What is asked: Transcribe every line of the records verbatim.

━━ Given data ━━

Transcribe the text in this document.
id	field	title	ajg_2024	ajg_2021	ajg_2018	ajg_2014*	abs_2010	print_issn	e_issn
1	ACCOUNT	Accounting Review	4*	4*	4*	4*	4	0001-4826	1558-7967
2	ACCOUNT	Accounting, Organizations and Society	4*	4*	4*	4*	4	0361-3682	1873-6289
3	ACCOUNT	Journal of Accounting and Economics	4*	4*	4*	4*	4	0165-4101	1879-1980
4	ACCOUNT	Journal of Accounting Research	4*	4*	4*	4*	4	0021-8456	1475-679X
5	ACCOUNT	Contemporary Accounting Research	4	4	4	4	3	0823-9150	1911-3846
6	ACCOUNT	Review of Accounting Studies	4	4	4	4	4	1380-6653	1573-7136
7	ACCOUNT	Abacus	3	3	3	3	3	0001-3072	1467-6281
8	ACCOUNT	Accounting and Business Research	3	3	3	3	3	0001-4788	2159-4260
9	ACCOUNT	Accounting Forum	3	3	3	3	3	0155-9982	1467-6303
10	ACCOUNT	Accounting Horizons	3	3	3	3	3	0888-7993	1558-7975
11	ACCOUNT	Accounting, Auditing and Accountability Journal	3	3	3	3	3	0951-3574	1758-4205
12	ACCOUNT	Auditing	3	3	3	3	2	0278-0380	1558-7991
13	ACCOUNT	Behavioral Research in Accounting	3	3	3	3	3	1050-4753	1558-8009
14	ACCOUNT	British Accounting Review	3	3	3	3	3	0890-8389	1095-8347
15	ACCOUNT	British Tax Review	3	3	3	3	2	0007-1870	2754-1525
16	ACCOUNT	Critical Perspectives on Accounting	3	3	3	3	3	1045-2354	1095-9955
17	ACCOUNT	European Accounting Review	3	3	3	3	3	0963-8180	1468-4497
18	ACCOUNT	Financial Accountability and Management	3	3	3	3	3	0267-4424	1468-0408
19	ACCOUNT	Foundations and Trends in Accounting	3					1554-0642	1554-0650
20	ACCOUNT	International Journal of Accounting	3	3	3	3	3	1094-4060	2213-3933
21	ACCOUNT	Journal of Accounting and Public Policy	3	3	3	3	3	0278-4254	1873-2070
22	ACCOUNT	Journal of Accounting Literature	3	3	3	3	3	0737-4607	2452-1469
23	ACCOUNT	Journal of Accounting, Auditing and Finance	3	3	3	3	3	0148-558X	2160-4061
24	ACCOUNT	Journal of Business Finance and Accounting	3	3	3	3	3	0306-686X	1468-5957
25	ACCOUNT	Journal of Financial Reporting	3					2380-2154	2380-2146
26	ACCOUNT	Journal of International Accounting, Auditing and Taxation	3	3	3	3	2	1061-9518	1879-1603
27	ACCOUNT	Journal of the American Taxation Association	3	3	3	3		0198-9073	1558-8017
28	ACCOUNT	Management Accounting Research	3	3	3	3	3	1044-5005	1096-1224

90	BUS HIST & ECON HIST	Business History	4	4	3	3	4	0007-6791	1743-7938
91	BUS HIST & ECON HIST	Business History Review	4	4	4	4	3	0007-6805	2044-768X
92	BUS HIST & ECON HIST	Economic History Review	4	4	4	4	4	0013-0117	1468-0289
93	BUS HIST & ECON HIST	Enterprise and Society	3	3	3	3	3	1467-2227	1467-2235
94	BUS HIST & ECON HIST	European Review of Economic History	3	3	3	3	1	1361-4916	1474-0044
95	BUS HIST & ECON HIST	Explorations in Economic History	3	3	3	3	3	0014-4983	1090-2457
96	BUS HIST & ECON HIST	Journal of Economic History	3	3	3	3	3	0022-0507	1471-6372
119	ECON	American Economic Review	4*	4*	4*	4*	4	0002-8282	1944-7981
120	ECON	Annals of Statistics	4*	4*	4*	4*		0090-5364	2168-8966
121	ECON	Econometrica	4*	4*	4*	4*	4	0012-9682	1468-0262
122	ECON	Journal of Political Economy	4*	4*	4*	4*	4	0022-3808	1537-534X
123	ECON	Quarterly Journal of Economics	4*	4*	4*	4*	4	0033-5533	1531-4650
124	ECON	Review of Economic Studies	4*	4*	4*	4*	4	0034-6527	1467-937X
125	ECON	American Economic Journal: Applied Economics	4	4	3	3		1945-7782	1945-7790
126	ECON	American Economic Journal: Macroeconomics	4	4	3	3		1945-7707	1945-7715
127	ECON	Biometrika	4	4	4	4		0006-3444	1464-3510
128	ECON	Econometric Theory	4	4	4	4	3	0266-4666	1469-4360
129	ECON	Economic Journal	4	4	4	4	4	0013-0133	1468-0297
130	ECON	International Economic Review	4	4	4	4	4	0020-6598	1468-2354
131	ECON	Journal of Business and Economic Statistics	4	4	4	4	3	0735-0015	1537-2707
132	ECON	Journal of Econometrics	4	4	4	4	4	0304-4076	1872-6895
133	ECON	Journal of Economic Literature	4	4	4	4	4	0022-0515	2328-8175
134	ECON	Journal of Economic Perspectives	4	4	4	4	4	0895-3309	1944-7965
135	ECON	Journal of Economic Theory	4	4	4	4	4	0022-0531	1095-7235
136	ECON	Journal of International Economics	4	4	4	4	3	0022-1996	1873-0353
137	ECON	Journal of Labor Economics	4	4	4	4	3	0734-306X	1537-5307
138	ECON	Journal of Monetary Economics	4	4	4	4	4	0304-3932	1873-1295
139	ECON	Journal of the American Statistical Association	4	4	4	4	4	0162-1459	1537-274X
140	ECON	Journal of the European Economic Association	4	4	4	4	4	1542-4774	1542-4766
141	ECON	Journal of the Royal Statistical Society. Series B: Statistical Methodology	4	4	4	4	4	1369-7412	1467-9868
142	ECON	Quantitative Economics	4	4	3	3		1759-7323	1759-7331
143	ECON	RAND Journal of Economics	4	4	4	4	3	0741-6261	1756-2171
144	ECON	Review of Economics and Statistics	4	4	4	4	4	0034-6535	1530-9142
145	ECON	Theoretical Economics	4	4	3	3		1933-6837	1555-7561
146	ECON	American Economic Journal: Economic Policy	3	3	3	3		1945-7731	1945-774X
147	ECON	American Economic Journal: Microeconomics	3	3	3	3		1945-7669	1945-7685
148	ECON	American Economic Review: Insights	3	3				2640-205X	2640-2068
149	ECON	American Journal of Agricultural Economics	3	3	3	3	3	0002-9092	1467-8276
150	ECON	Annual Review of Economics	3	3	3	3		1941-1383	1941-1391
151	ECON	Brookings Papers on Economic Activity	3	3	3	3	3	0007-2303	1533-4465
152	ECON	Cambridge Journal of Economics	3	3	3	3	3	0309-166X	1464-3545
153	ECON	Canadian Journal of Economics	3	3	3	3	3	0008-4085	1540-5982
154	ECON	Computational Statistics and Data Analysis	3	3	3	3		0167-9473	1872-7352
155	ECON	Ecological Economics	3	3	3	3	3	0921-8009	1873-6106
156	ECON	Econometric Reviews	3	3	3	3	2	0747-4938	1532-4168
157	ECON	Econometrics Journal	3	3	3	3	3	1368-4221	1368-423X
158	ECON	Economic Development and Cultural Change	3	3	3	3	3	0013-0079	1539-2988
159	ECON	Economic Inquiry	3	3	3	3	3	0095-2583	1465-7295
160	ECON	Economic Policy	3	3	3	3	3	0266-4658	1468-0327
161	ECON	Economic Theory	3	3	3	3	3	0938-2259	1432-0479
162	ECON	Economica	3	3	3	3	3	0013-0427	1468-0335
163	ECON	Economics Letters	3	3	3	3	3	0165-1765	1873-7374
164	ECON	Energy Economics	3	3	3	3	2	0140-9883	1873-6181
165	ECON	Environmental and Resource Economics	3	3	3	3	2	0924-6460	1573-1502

━━━

Reply to the exercise:
Transcribe the text in this document.
id	field	title	ajg_2024	ajg_2021	ajg_2018	ajg_2014*	abs_2010	print_issn	e_issn
1	ACCOUNT	Accounting Review	4*	4*	4*	4*	4	0001-4826	1558-7967
2	ACCOUNT	Accounting, Organizations and Society	4*	4*	4*	4*	4	0361-3682	1873-6289
3	ACCOUNT	Journal of Accounting and Economics	4*	4*	4*	4*	4	0165-4101	1879-1980
4	ACCOUNT	Journal of Accounting Research	4*	4*	4*	4*	4	0021-8456	1475-679X
5	ACCOUNT	Contemporary Accounting Research	4	4	4	4	3	0823-9150	1911-3846
6	ACCOUNT	Review of Accounting Studies	4	4	4	4	4	1380-6653	1573-7136
7	ACCOUNT	Abacus	3	3	3	3	3	0001-3072	1467-6281
8	ACCOUNT	Accounting and Business Research	3	3	3	3	3	0001-4788	2159-4260
9	ACCOUNT	Accounting Forum	3	3	3	3	3	0155-9982	1467-6303
10	ACCOUNT	Accounting Horizons	3	3	3	3	3	0888-7993	1558-7975
11	ACCOUNT	Accounting, Auditing and Accountability Journal	3	3	3	3	3	0951-3574	1758-4205
12	ACCOUNT	Auditing	3	3	3	3	2	0278-0380	1558-7991
13	ACCOUNT	Behavioral Research in Accounting	3	3	3	3	3	1050-4753	1558-8009
14	ACCOUNT	British Accounting Review	3	3	3	3	3	0890-8389	1095-8347
15	ACCOUNT	British Tax Review	3	3	3	3	2	0007-1870	2754-1525
16	ACCOUNT	Critical Perspectives on Accounting	3	3	3	3	3	1045-2354	1095-9955
17	ACCOUNT	European Accounting Review	3	3	3	3	3	0963-8180	1468-4497
18	ACCOUNT	Financial Accountability and Management	3	3	3	3	3	0267-4424	1468-0408
19	ACCOUNT	Foundations and Trends in Accounting	3					1554-0642	1554-0650
20	ACCOUNT	International Journal of Accounting	3	3	3	3	3	1094-4060	2213-3933
21	ACCOUNT	Journal of Accounting and Public Policy	3	3	3	3	3	0278-4254	1873-2070
22	ACCOUNT	Journal of Accounting Literature	3	3	3	3	3	0737-4607	2452-1469
23	ACCOUNT	Journal of Accounting, Auditing and Finance	3	3	3	3	3	0148-558X	2160-4061
24	ACCOUNT	Journal of Business Finance and Accounting	3	3	3	3	3	0306-686X	1468-5957
25	ACCOUNT	Journal of Financial Reporting	3					2380-2154	2380-2146
26	ACCOUNT	Journal of International Accounting, Auditing and Taxation	3	3	3	3	2	1061-9518	1879-1603
27	ACCOUNT	Journal of the American Taxation Association	3	3	3	3		0198-9073	1558-8017
28	ACCOUNT	Management Accounting Research	3	3	3	3	3	1044-5005	1096-1224

90	BUS HIST & ECON HIST	Business History	4	4	3	3	4	0007-6791	1743-7938
91	BUS HIST & ECON HIST	Business History Review	4	4	4	4	3	0007-6805	2044-768X
92	BUS HIST & ECON HIST	Economic History Review	4	4	4	4	4	0013-0117	1468-0289
93	BUS HIST & ECON HIST	Enterprise and Society	3	3	3	3	3	1467-2227	1467-2235
94	BUS HIST & ECON HIST	European Review of Economic History	3	3	3	3	1	1361-4916	1474-0044
95	BUS HIST & ECON HIST	Explorations in Economic History	3	3	3	3	3	0014-4983	1090-2457
96	BUS HIST & ECON HIST	Journal of Economic History	3	3	3	3	3	0022-0507	1471-6372
119	ECON	American Economic Review	4*	4*	4*	4*	4	0002-8282	1944-7981
120	ECON	Annals of Statistics	4*	4*	4*	4*		0090-5364	2168-8966
121	ECON	Econometrica	4*	4*	4*	4*	4	0012-9682	1468-0262
122	ECON	Journal of Political Economy	4*	4*	4*	4*	4	0022-3808	1537-534X
123	ECON	Quarterly Journal of Economics	4*	4*	4*	4*	4	0033-5533	1531-4650
124	ECON	Review of Economic Studies	4*	4*	4*	4*	4	0034-6527	1467-937X
125	ECON	American Economic Journal: Applied Economics	4	4	3	3		1945-7782	1945-7790
126	ECON	American Economic Journal: Macroeconomics	4	4	3	3		1945-7707	1945-7715
127	ECON	Biometrika	4	4	4	4		0006-3444	1464-3510
128	ECON	Econometric Theory	4	4	4	4	3	0266-4666	1469-4360
129	ECON	Economic Journal	4	4	4	4	4	0013-0133	1468-0297
130	ECON	International Economic Review	4	4	4	4	4	0020-6598	1468-2354
131	ECON	Journal of Business and Economic Statistics	4	4	4	4	3	0735-0015	1537-2707
132	ECON	Journal of Econometrics	4	4	4	4	4	0304-4076	1872-6895
133	ECON	Journal of Economic Literature	4	4	4	4	4	0022-0515	2328-8175
134	ECON	Journal of Economic Perspectives	4	4	4	4	4	0895-3309	1944-7965
135	ECON	Journal of Economic Theory	4	4	4	4	4	0022-0531	1095-7235
136	ECON	Journal of International Economics	4	4	4	4	3	0022-1996	1873-0353
137	ECON	Journal of Labor Economics	4	4	4	4	3	0734-306X	1537-5307
138	ECON	Journal of Monetary Economics	4	4	4	4	4	0304-3932	1873-1295
139	ECON	Journal of the American Statistical Association	4	4	4	4	4	0162-1459	1537-274X
140	ECON	Journal of the European Economic Association	4	4	4	4	4	1542-4774	1542-4766
141	ECON	Journal of the Royal Statistical Society. Series B: Statistical Methodology	4	4	4	4	4	1369-7412	1467-9868
142	ECON	Quantitative Economics	4	4	3	3		1759-7323	1759-7331
143	ECON	RAND Journal of Economics	4	4	4	4	3	0741-6261	1756-2171
144	ECON	Review of Economics and Statistics	4	4	4	4	4	0034-6535	1530-9142
145	ECON	Theoretical Economics	4	4	3	3		1933-6837	1555-7561
146	ECON	American Economic Journal: Economic Policy	3	3	3	3		1945-7731	1945-774X
147	ECON	American Economic Journal: Microeconomics	3	3	3	3		1945-7669	1945-7685
148	ECON	American Economic Review: Insights	3	3				2640-205X	2640-2068
149	ECON	American Journal of Agricultural Economics	3	3	3	3	3	0002-9092	1467-8276
150	ECON	Annual Review of Economics	3	3	3	3		1941-1383	1941-1391
151	ECON	Brookings Papers on Economic Activity	3	3	3	3	3	0007-2303	1533-4465
152	ECON	Cambridge Journal of Economics	3	3	3	3	3	0309-166X	1464-3545
153	ECON	Canadian Journal of Economics	3	3	3	3	3	0008-4085	1540-5982
154	ECON	Computational Statistics and Data Analysis	3	3	3	3		0167-9473	1872-7352
155	ECON	Ecological Economics	3	3	3	3	3	0921-8009	1873-6106
156	ECON	Econometric Reviews	3	3	3	3	2	0747-4938	1532-4168
157	ECON	Econometrics Journal	3	3	3	3	3	1368-4221	1368-423X
158	ECON	Economic Development and Cultural Change	3	3	3	3	3	0013-0079	1539-2988
159	ECON	Economic Inquiry	3	3	3	3	3	0095-2583	1465-7295
160	ECON	Economic Policy	3	3	3	3	3	0266-4658	1468-0327
161	ECON	Economic Theory	3	3	3	3	3	0938-2259	1432-0479
162	ECON	Economica	3	3	3	3	3	0013-0427	1468-0335
163	ECON	Economics Letters	3	3	3	3	3	0165-1765	1873-7374
164	ECON	Energy Economics	3	3	3	3	2	0140-9883	1873-6181
165	ECON	Environmental and Resource Economics	3	3	3	3	2	0924-6460	1573-1502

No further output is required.